▽
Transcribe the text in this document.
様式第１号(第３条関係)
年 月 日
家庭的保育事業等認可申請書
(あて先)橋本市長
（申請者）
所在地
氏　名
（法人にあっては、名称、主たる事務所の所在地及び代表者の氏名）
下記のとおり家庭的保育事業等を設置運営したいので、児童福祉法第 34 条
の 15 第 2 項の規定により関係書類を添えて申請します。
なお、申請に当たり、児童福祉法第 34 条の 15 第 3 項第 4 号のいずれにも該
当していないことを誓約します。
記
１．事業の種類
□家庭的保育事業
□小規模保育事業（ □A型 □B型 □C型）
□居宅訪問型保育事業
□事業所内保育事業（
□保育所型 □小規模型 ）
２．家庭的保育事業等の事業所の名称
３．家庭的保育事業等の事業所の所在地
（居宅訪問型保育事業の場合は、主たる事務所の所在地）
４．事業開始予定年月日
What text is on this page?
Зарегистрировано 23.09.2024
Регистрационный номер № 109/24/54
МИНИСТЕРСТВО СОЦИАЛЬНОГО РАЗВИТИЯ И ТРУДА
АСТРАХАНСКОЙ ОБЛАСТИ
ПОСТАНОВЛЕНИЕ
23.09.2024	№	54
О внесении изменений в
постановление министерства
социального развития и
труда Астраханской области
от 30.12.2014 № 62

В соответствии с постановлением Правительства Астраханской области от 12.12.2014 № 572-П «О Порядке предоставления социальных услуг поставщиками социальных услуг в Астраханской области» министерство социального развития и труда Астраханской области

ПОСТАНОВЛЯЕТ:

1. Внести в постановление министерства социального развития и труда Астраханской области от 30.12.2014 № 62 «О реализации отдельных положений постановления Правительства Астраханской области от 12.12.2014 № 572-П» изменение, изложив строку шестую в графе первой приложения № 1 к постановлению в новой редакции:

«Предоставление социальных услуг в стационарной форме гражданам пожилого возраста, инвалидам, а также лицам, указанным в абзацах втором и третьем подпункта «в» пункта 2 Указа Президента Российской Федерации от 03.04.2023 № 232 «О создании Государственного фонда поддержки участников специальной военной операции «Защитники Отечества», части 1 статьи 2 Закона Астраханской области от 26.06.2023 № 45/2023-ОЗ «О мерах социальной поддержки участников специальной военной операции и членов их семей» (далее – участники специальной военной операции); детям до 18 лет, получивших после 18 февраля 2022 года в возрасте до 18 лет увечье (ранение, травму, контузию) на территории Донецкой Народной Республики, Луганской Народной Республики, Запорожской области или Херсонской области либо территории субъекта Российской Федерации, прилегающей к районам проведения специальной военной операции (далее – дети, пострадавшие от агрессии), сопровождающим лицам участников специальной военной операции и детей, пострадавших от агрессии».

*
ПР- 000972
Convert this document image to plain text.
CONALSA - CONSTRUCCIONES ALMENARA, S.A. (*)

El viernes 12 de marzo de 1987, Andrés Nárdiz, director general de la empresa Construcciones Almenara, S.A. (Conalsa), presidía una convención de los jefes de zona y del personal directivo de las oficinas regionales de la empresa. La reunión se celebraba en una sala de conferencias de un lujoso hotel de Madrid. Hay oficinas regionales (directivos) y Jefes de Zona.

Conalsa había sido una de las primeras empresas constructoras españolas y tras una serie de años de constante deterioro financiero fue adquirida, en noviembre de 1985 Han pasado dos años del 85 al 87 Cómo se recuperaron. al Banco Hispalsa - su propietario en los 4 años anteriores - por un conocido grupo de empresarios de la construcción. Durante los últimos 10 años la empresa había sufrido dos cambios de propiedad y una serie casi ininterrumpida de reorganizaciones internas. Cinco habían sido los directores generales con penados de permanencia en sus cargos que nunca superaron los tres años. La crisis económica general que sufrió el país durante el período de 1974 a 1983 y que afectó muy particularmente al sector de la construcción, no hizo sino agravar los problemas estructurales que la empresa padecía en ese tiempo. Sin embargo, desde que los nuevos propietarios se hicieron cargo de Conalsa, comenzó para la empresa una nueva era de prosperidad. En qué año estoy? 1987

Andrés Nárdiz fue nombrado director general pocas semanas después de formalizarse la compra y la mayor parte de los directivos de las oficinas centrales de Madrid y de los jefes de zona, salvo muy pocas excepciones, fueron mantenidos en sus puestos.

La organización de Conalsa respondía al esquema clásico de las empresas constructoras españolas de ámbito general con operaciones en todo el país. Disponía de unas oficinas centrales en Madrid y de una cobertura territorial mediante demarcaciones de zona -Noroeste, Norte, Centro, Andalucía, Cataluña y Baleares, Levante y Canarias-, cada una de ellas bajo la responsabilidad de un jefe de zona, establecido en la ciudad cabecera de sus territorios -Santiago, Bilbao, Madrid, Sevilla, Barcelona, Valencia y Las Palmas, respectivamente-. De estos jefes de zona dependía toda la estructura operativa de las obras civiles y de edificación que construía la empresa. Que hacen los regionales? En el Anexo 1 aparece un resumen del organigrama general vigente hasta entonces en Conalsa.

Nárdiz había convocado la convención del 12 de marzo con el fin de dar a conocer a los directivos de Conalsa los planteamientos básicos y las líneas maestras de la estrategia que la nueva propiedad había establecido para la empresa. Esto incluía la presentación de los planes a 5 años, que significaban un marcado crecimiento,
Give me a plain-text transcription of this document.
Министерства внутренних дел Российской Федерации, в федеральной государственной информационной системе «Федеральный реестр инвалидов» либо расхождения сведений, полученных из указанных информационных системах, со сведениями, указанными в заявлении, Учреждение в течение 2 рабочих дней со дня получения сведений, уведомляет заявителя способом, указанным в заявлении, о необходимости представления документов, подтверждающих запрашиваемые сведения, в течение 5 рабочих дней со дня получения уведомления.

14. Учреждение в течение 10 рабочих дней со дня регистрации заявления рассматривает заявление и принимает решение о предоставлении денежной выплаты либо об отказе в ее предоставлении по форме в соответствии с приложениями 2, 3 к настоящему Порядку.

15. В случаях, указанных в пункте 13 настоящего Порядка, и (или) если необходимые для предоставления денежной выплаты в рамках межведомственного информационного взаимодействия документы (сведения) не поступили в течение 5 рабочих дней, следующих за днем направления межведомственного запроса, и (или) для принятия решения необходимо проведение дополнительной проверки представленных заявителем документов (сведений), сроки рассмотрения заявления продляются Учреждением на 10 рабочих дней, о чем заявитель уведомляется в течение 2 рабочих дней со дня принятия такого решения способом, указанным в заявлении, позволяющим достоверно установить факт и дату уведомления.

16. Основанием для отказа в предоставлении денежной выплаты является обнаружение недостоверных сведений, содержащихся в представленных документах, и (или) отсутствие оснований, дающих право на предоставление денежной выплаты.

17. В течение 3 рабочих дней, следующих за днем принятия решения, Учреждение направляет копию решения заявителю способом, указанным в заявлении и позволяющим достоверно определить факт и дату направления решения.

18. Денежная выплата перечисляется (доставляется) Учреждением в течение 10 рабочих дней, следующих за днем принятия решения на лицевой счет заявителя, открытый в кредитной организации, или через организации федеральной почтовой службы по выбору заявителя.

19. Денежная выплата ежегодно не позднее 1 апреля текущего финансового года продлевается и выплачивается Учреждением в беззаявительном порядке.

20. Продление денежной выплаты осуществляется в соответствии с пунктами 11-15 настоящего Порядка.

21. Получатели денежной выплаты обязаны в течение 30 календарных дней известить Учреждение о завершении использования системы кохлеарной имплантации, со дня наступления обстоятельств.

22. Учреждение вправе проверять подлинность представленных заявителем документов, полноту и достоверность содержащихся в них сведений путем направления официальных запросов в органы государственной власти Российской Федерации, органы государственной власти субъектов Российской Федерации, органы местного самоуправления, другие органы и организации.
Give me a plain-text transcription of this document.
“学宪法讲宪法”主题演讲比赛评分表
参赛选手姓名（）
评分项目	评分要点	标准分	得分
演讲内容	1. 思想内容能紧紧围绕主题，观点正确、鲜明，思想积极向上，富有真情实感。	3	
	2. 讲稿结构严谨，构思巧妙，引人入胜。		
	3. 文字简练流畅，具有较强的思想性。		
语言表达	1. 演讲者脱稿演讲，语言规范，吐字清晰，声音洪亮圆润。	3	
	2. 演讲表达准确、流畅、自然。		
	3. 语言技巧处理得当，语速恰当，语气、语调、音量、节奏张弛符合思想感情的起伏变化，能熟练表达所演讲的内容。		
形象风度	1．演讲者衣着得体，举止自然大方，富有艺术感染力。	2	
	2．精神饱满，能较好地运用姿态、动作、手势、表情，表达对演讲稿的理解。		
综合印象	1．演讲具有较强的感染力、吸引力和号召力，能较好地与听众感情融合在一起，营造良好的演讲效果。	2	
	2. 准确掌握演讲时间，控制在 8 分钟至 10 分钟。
△
TASK TO CARRY OUT: Above are some records. Report the number of their lines that include "marzo", and add nothing else.

EXPECTED ANSWER: 2